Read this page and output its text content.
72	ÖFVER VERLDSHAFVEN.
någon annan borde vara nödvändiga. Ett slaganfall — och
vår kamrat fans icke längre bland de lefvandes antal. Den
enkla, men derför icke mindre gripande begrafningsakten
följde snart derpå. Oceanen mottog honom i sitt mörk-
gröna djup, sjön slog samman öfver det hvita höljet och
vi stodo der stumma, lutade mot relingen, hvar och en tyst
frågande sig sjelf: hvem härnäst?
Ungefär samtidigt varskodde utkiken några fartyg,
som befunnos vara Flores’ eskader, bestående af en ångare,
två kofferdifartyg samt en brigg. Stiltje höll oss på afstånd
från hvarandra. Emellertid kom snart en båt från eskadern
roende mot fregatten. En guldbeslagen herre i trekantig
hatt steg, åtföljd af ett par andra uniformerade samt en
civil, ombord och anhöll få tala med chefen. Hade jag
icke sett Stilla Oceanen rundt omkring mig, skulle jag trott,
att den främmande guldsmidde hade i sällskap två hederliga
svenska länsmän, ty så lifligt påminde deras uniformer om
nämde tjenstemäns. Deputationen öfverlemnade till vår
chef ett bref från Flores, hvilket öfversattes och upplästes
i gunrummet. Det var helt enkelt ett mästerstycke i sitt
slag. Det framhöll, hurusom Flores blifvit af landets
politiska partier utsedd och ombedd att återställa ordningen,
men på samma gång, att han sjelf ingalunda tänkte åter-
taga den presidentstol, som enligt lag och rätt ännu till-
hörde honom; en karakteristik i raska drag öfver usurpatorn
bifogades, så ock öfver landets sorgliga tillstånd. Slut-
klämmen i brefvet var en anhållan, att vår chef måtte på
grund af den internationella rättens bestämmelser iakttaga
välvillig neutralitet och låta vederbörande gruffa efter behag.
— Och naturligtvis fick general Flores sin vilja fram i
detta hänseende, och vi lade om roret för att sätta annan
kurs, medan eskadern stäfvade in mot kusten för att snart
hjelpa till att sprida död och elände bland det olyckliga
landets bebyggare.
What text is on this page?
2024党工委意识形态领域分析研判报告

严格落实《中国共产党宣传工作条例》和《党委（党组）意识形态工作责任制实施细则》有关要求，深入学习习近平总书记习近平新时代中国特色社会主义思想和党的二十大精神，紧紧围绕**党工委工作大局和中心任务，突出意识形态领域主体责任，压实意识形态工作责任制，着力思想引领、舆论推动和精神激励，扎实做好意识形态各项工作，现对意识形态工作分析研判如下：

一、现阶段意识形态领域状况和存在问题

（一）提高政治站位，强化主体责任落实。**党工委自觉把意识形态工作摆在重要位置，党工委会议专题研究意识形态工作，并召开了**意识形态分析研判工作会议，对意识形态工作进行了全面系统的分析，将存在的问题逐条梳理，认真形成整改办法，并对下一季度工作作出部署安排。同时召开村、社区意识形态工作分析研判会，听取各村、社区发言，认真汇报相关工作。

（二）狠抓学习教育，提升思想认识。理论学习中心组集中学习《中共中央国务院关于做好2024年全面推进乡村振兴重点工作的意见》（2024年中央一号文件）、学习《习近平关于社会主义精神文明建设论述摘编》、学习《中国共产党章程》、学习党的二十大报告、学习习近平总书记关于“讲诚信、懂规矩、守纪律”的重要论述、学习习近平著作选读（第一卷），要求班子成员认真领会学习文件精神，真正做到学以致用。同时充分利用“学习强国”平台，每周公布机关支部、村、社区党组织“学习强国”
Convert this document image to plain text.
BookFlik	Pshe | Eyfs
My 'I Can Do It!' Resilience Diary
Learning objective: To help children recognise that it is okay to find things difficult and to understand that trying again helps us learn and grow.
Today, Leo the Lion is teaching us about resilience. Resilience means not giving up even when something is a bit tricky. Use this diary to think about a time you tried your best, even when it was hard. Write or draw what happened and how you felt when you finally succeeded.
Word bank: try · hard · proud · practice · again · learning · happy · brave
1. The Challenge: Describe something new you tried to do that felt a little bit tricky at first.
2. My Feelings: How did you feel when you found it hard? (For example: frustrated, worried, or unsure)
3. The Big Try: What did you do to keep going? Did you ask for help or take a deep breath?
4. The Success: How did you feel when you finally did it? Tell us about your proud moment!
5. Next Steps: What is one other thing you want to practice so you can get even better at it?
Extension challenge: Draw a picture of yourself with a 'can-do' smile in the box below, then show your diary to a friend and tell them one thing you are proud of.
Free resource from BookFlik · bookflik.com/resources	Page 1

+---+

Task instructions
Reproduce the records above exactly.

Full solution
Read this page and output its text content.
72	ÖFVER VERLDSHAFVEN.
någon annan borde vara nödvändiga. Ett slaganfall — och
vår kamrat fans icke längre bland de lefvandes antal. Den
enkla, men derför icke mindre gripande begrafningsakten
följde snart derpå. Oceanen mottog honom i sitt mörk-
gröna djup, sjön slog samman öfver det hvita höljet och
vi stodo der stumma, lutade mot relingen, hvar och en tyst
frågande sig sjelf: hvem härnäst?
Ungefär samtidigt varskodde utkiken några fartyg,
som befunnos vara Flores’ eskader, bestående af en ångare,
två kofferdifartyg samt en brigg. Stiltje höll oss på afstånd
från hvarandra. Emellertid kom snart en båt från eskadern
roende mot fregatten. En guldbeslagen herre i trekantig
hatt steg, åtföljd af ett par andra uniformerade samt en
civil, ombord och anhöll få tala med chefen. Hade jag
icke sett Stilla Oceanen rundt omkring mig, skulle jag trott,
att den främmande guldsmidde hade i sällskap två hederliga
svenska länsmän, ty så lifligt påminde deras uniformer om
nämde tjenstemäns. Deputationen öfverlemnade till vår
chef ett bref från Flores, hvilket öfversattes och upplästes
i gunrummet. Det var helt enkelt ett mästerstycke i sitt
slag. Det framhöll, hurusom Flores blifvit af landets
politiska partier utsedd och ombedd att återställa ordningen,
men på samma gång, att han sjelf ingalunda tänkte åter-
taga den presidentstol, som enligt lag och rätt ännu till-
hörde honom; en karakteristik i raska drag öfver usurpatorn
bifogades, så ock öfver landets sorgliga tillstånd. Slut-
klämmen i brefvet var en anhållan, att vår chef måtte på
grund af den internationella rättens bestämmelser iakttaga
välvillig neutralitet och låta vederbörande gruffa efter behag.
— Och naturligtvis fick general Flores sin vilja fram i
detta hänseende, och vi lade om roret för att sätta annan
kurs, medan eskadern stäfvade in mot kusten för att snart
hjelpa till att sprida död och elände bland det olyckliga
landets bebyggare.
What text is on this page?
2024党工委意识形态领域分析研判报告

严格落实《中国共产党宣传工作条例》和《党委（党组）意识形态工作责任制实施细则》有关要求，深入学习习近平总书记习近平新时代中国特色社会主义思想和党的二十大精神，紧紧围绕**党工委工作大局和中心任务，突出意识形态领域主体责任，压实意识形态工作责任制，着力思想引领、舆论推动和精神激励，扎实做好意识形态各项工作，现对意识形态工作分析研判如下：

一、现阶段意识形态领域状况和存在问题

（一）提高政治站位，强化主体责任落实。**党工委自觉把意识形态工作摆在重要位置，党工委会议专题研究意识形态工作，并召开了**意识形态分析研判工作会议，对意识形态工作进行了全面系统的分析，将存在的问题逐条梳理，认真形成整改办法，并对下一季度工作作出部署安排。同时召开村、社区意识形态工作分析研判会，听取各村、社区发言，认真汇报相关工作。

（二）狠抓学习教育，提升思想认识。理论学习中心组集中学习《中共中央国务院关于做好2024年全面推进乡村振兴重点工作的意见》（2024年中央一号文件）、学习《习近平关于社会主义精神文明建设论述摘编》、学习《中国共产党章程》、学习党的二十大报告、学习习近平总书记关于“讲诚信、懂规矩、守纪律”的重要论述、学习习近平著作选读（第一卷），要求班子成员认真领会学习文件精神，真正做到学以致用。同时充分利用“学习强国”平台，每周公布机关支部、村、社区党组织“学习强国”
Convert this document image to plain text.
BookFlik	Pshe | Eyfs
My 'I Can Do It!' Resilience Diary
Learning objective: To help children recognise that it is okay to find things difficult and to understand that trying again helps us learn and grow.
Today, Leo the Lion is teaching us about resilience. Resilience means not giving up even when something is a bit tricky. Use this diary to think about a time you tried your best, even when it was hard. Write or draw what happened and how you felt when you finally succeeded.
Word bank: try · hard · proud · practice · again · learning · happy · brave
1. The Challenge: Describe something new you tried to do that felt a little bit tricky at first.
2. My Feelings: How did you feel when you found it hard? (For example: frustrated, worried, or unsure)
3. The Big Try: What did you do to keep going? Did you ask for help or take a deep breath?
4. The Success: How did you feel when you finally did it? Tell us about your proud moment!
5. Next Steps: What is one other thing you want to practice so you can get even better at it?
Extension challenge: Draw a picture of yourself with a 'can-do' smile in the box below, then show your diary to a friend and tell them one thing you are proud of.
Free resource from BookFlik · bookflik.com/resources	Page 1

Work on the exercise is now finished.